— start ENTRIES SHOWN —

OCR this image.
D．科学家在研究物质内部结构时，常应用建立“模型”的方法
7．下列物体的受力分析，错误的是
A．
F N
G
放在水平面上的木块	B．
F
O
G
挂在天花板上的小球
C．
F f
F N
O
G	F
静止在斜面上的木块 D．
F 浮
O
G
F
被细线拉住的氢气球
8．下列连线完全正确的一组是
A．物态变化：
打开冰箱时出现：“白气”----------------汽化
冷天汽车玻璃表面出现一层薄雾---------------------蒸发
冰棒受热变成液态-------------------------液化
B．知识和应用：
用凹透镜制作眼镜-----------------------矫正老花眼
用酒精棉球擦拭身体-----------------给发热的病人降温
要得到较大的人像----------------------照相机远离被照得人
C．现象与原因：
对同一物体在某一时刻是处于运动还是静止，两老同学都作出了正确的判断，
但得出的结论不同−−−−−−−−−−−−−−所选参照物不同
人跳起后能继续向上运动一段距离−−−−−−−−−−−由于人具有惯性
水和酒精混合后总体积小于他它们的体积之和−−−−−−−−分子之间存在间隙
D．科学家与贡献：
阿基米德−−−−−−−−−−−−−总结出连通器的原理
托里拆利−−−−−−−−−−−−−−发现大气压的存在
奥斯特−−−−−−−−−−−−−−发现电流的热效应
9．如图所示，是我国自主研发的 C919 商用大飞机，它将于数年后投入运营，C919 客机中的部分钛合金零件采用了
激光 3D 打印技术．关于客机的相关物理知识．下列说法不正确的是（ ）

— end ENTRIES SHOWN —

From the records above, extract every entry exactly as given.

OCR this image.
D．科学家在研究物质内部结构时，常应用建立“模型”的方法
7．下列物体的受力分析，错误的是
A．
F N
G
放在水平面上的木块	B．
F
O
G
挂在天花板上的小球
C．
F f
F N
O
G	F
静止在斜面上的木块 D．
F 浮
O
G
F
被细线拉住的氢气球
8．下列连线完全正确的一组是
A．物态变化：
打开冰箱时出现：“白气”----------------汽化
冷天汽车玻璃表面出现一层薄雾---------------------蒸发
冰棒受热变成液态-------------------------液化
B．知识和应用：
用凹透镜制作眼镜-----------------------矫正老花眼
用酒精棉球擦拭身体-----------------给发热的病人降温
要得到较大的人像----------------------照相机远离被照得人
C．现象与原因：
对同一物体在某一时刻是处于运动还是静止，两老同学都作出了正确的判断，
但得出的结论不同−−−−−−−−−−−−−−所选参照物不同
人跳起后能继续向上运动一段距离−−−−−−−−−−−由于人具有惯性
水和酒精混合后总体积小于他它们的体积之和−−−−−−−−分子之间存在间隙
D．科学家与贡献：
阿基米德−−−−−−−−−−−−−总结出连通器的原理
托里拆利−−−−−−−−−−−−−−发现大气压的存在
奥斯特−−−−−−−−−−−−−−发现电流的热效应
9．如图所示，是我国自主研发的 C919 商用大飞机，它将于数年后投入运营，C919 客机中的部分钛合金零件采用了
激光 3D 打印技术．关于客机的相关物理知识．下列说法不正确的是（ ）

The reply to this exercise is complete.